[ENTRIES SUPPLIED start]

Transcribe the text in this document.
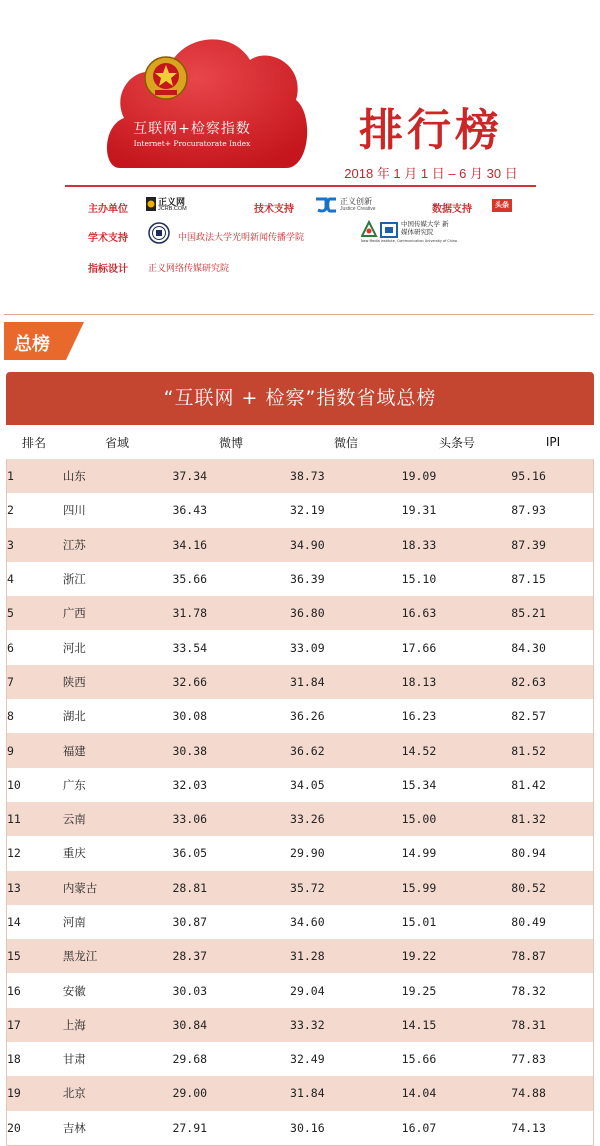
互联网+检察指数
Internet+ Procuratorate Index	排行榜
2018 年 1 月 1 日 – 6 月 30 日
主办单位
正义网
JCRB.COM	技术支持
正义创新
Justice Creative	数据支持	头条
学术支持	中国政法大学光明新闻传播学院
中国传媒大学 新媒体研究院
New Media Institute, Communication University of China
指标设计 正义网络传媒研究院
总榜
“互联网 + 检察”指数省域总榜
排名	省域	微博	微信	头条号	IPI
1	山东	37.34	38.73	19.09	95.16
2	四川	36.43	32.19	19.31	87.93
3	江苏	34.16	34.90	18.33	87.39
4	浙江	35.66	36.39	15.10	87.15
5	广西	31.78	36.80	16.63	85.21
6	河北	33.54	33.09	17.66	84.30
7	陕西	32.66	31.84	18.13	82.63
8	湖北	30.08	36.26	16.23	82.57
9	福建	30.38	36.62	14.52	81.52
10	广东	32.03	34.05	15.34	81.42
11	云南	33.06	33.26	15.00	81.32
12	重庆	36.05	29.90	14.99	80.94
13	内蒙古	28.81	35.72	15.99	80.52
14	河南	30.87	34.60	15.01	80.49
15	黑龙江	28.37	31.28	19.22	78.87
16	安徽	30.03	29.04	19.25	78.32
17	上海	30.84	33.32	14.15	78.31
18	甘肃	29.68	32.49	15.66	77.83
19	北京	29.00	31.84	14.04	74.88
20	吉林	27.91	30.16	16.07	74.13
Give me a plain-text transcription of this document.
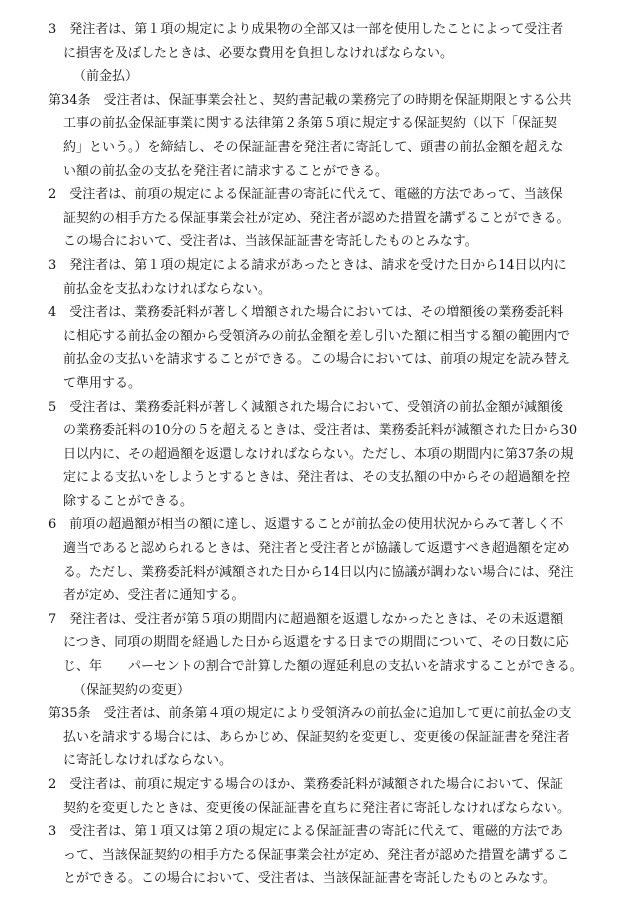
3　発注者は、第１項の規定により成果物の全部又は一部を使用したことによって受注者
に損害を及ぼしたときは、必要な費用を負担しなければならない。
（前金払）
第34条　受注者は、保証事業会社と、契約書記載の業務完了の時期を保証期限とする公共
工事の前払金保証事業に関する法律第２条第５項に規定する保証契約（以下「保証契
約」という。）を締結し、その保証証書を発注者に寄託して、頭書の前払金額を超えな
い額の前払金の支払を発注者に請求することができる。
2　受注者は、前項の規定による保証証書の寄託に代えて、電磁的方法であって、当該保
証契約の相手方たる保証事業会社が定め、発注者が認めた措置を講ずることができる。
この場合において、受注者は、当該保証証書を寄託したものとみなす。
3　発注者は、第１項の規定による請求があったときは、請求を受けた日から14日以内に
前払金を支払わなければならない。
4　受注者は、業務委託料が著しく増額された場合においては、その増額後の業務委託料
に相応する前払金の額から受領済みの前払金額を差し引いた額に相当する額の範囲内で
前払金の支払いを請求することができる。この場合においては、前項の規定を読み替え
て準用する。
5　受注者は、業務委託料が著しく減額された場合において、受領済の前払金額が減額後
の業務委託料の10分の５を超えるときは、受注者は、業務委託料が減額された日から30
日以内に、その超過額を返還しなければならない。ただし、本項の期間内に第37条の規
定による支払いをしようとするときは、発注者は、その支払額の中からその超過額を控
除することができる。
6　前項の超過額が相当の額に達し、返還することが前払金の使用状況からみて著しく不
適当であると認められるときは、発注者と受注者とが協議して返還すべき超過額を定め
る。ただし、業務委託料が減額された日から14日以内に協議が調わない場合には、発注
者が定め、受注者に通知する。
7　発注者は、受注者が第５項の期間内に超過額を返還しなかったときは、その未返還額
につき、同項の期間を経過した日から返還をする日までの期間について、その日数に応
じ、年　　パーセントの割合で計算した額の遅延利息の支払いを請求することができる。
（保証契約の変更）
第35条　受注者は、前条第４項の規定により受領済みの前払金に追加して更に前払金の支
払いを請求する場合には、あらかじめ、保証契約を変更し、変更後の保証証書を発注者
に寄託しなければならない。
2　受注者は、前項に規定する場合のほか、業務委託料が減額された場合において、保証
契約を変更したときは、変更後の保証証書を直ちに発注者に寄託しなければならない。
3　受注者は、第１項又は第２項の規定による保証証書の寄託に代えて、電磁的方法であ
って、当該保証契約の相手方たる保証事業会社が定め、発注者が認めた措置を講ずるこ
とができる。この場合において、受注者は、当該保証証書を寄託したものとみなす。
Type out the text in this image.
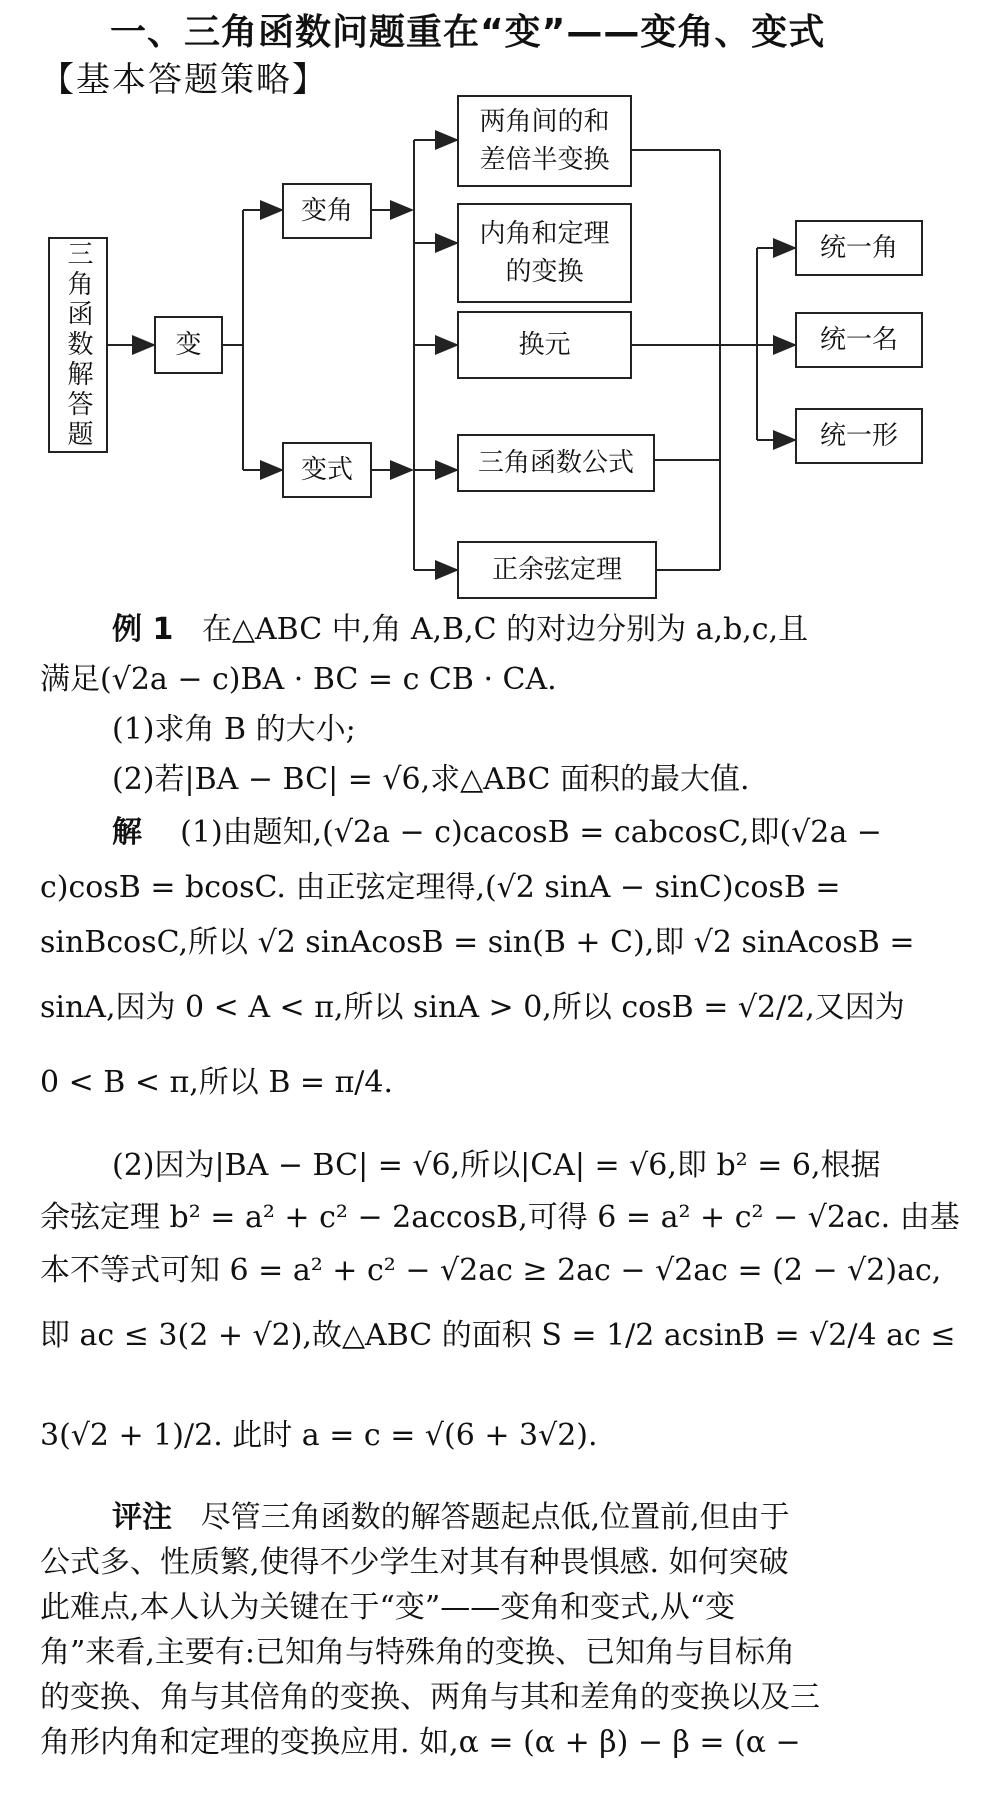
一、三角函数问题重在“变”——变角、变式
【基本答题策略】
三角函数解答题	变
变角
变式
两角间的和
差倍半变换
内角和定理
的变换
换元
三角函数公式
正余弦定理
统一角
统一名
统一形
例 1 在△ABC 中,角 A,B,C 的对边分别为 a,b,c,且
满足(√2a − c)BA · BC = c CB · CA.
(1)求角 B 的大小;
(2)若|BA − BC| = √6,求△ABC 面积的最大值.
解 (1)由题知,(√2a − c)cacosB = cabcosC,即(√2a −
c)cosB = bcosC. 由正弦定理得,(√2 sinA − sinC)cosB =
sinBcosC,所以 √2 sinAcosB = sin(B + C),即 √2 sinAcosB =
sinA,因为 0 < A < π,所以 sinA > 0,所以 cosB = √2/2,又因为
0 < B < π,所以 B = π/4.
(2)因为|BA − BC| = √6,所以|CA| = √6,即 b² = 6,根据
余弦定理 b² = a² + c² − 2accosB,可得 6 = a² + c² − √2ac. 由基
本不等式可知 6 = a² + c² − √2ac ≥ 2ac − √2ac = (2 − √2)ac,
即 ac ≤ 3(2 + √2),故△ABC 的面积 S = 1/2 acsinB = √2/4 ac ≤
3(√2 + 1)/2. 此时 a = c = √(6 + 3√2).
评注 尽管三角函数的解答题起点低,位置前,但由于
公式多、性质繁,使得不少学生对其有种畏惧感. 如何突破
此难点,本人认为关键在于“变”——变角和变式,从“变
角”来看,主要有:已知角与特殊角的变换、已知角与目标角
的变换、角与其倍角的变换、两角与其和差角的变换以及三
角形内角和定理的变换应用. 如,α = (α + β) − β = (α −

[ENTRIES SUPPLIED end]

The records above are to be quoted exactly, with all pictures left out.

Transcribe the text in this document.
互联网+检察指数
Internet+ Procuratorate Index	排行榜
2018 年 1 月 1 日 – 6 月 30 日
主办单位
正义网
JCRB.COM	技术支持
正义创新
Justice Creative	数据支持	头条
学术支持	中国政法大学光明新闻传播学院
中国传媒大学 新媒体研究院
New Media Institute, Communication University of China
指标设计 正义网络传媒研究院
总榜
“互联网 + 检察”指数省域总榜
排名	省域	微博	微信	头条号	IPI
1	山东	37.34	38.73	19.09	95.16
2	四川	36.43	32.19	19.31	87.93
3	江苏	34.16	34.90	18.33	87.39
4	浙江	35.66	36.39	15.10	87.15
5	广西	31.78	36.80	16.63	85.21
6	河北	33.54	33.09	17.66	84.30
7	陕西	32.66	31.84	18.13	82.63
8	湖北	30.08	36.26	16.23	82.57
9	福建	30.38	36.62	14.52	81.52
10	广东	32.03	34.05	15.34	81.42
11	云南	33.06	33.26	15.00	81.32
12	重庆	36.05	29.90	14.99	80.94
13	内蒙古	28.81	35.72	15.99	80.52
14	河南	30.87	34.60	15.01	80.49
15	黑龙江	28.37	31.28	19.22	78.87
16	安徽	30.03	29.04	19.25	78.32
17	上海	30.84	33.32	14.15	78.31
18	甘肃	29.68	32.49	15.66	77.83
19	北京	29.00	31.84	14.04	74.88
20	吉林	27.91	30.16	16.07	74.13
Give me a plain-text transcription of this document.
3　発注者は、第１項の規定により成果物の全部又は一部を使用したことによって受注者
に損害を及ぼしたときは、必要な費用を負担しなければならない。
（前金払）
第34条　受注者は、保証事業会社と、契約書記載の業務完了の時期を保証期限とする公共
工事の前払金保証事業に関する法律第２条第５項に規定する保証契約（以下「保証契
約」という。）を締結し、その保証証書を発注者に寄託して、頭書の前払金額を超えな
い額の前払金の支払を発注者に請求することができる。
2　受注者は、前項の規定による保証証書の寄託に代えて、電磁的方法であって、当該保
証契約の相手方たる保証事業会社が定め、発注者が認めた措置を講ずることができる。
この場合において、受注者は、当該保証証書を寄託したものとみなす。
3　発注者は、第１項の規定による請求があったときは、請求を受けた日から14日以内に
前払金を支払わなければならない。
4　受注者は、業務委託料が著しく増額された場合においては、その増額後の業務委託料
に相応する前払金の額から受領済みの前払金額を差し引いた額に相当する額の範囲内で
前払金の支払いを請求することができる。この場合においては、前項の規定を読み替え
て準用する。
5　受注者は、業務委託料が著しく減額された場合において、受領済の前払金額が減額後
の業務委託料の10分の５を超えるときは、受注者は、業務委託料が減額された日から30
日以内に、その超過額を返還しなければならない。ただし、本項の期間内に第37条の規
定による支払いをしようとするときは、発注者は、その支払額の中からその超過額を控
除することができる。
6　前項の超過額が相当の額に達し、返還することが前払金の使用状況からみて著しく不
適当であると認められるときは、発注者と受注者とが協議して返還すべき超過額を定め
る。ただし、業務委託料が減額された日から14日以内に協議が調わない場合には、発注
者が定め、受注者に通知する。
7　発注者は、受注者が第５項の期間内に超過額を返還しなかったときは、その未返還額
につき、同項の期間を経過した日から返還をする日までの期間について、その日数に応
じ、年　　パーセントの割合で計算した額の遅延利息の支払いを請求することができる。
（保証契約の変更）
第35条　受注者は、前条第４項の規定により受領済みの前払金に追加して更に前払金の支
払いを請求する場合には、あらかじめ、保証契約を変更し、変更後の保証証書を発注者
に寄託しなければならない。
2　受注者は、前項に規定する場合のほか、業務委託料が減額された場合において、保証
契約を変更したときは、変更後の保証証書を直ちに発注者に寄託しなければならない。
3　受注者は、第１項又は第２項の規定による保証証書の寄託に代えて、電磁的方法であ
って、当該保証契約の相手方たる保証事業会社が定め、発注者が認めた措置を講ずるこ
とができる。この場合において、受注者は、当該保証証書を寄託したものとみなす。
Type out the text in this image.
一、三角函数问题重在“变”——变角、变式
【基本答题策略】
三角函数解答题	变
变角
变式
两角间的和
差倍半变换
内角和定理
的变换
换元
三角函数公式
正余弦定理
统一角
统一名
统一形
例 1 在△ABC 中,角 A,B,C 的对边分别为 a,b,c,且
满足(√2a − c)BA · BC = c CB · CA.
(1)求角 B 的大小;
(2)若|BA − BC| = √6,求△ABC 面积的最大值.
解 (1)由题知,(√2a − c)cacosB = cabcosC,即(√2a −
c)cosB = bcosC. 由正弦定理得,(√2 sinA − sinC)cosB =
sinBcosC,所以 √2 sinAcosB = sin(B + C),即 √2 sinAcosB =
sinA,因为 0 < A < π,所以 sinA > 0,所以 cosB = √2/2,又因为
0 < B < π,所以 B = π/4.
(2)因为|BA − BC| = √6,所以|CA| = √6,即 b² = 6,根据
余弦定理 b² = a² + c² − 2accosB,可得 6 = a² + c² − √2ac. 由基
本不等式可知 6 = a² + c² − √2ac ≥ 2ac − √2ac = (2 − √2)ac,
即 ac ≤ 3(2 + √2),故△ABC 的面积 S = 1/2 acsinB = √2/4 ac ≤
3(√2 + 1)/2. 此时 a = c = √(6 + 3√2).
评注 尽管三角函数的解答题起点低,位置前,但由于
公式多、性质繁,使得不少学生对其有种畏惧感. 如何突破
此难点,本人认为关键在于“变”——变角和变式,从“变
角”来看,主要有:已知角与特殊角的变换、已知角与目标角
的变换、角与其倍角的变换、两角与其和差角的变换以及三
角形内角和定理的变换应用. 如,α = (α + β) − β = (α −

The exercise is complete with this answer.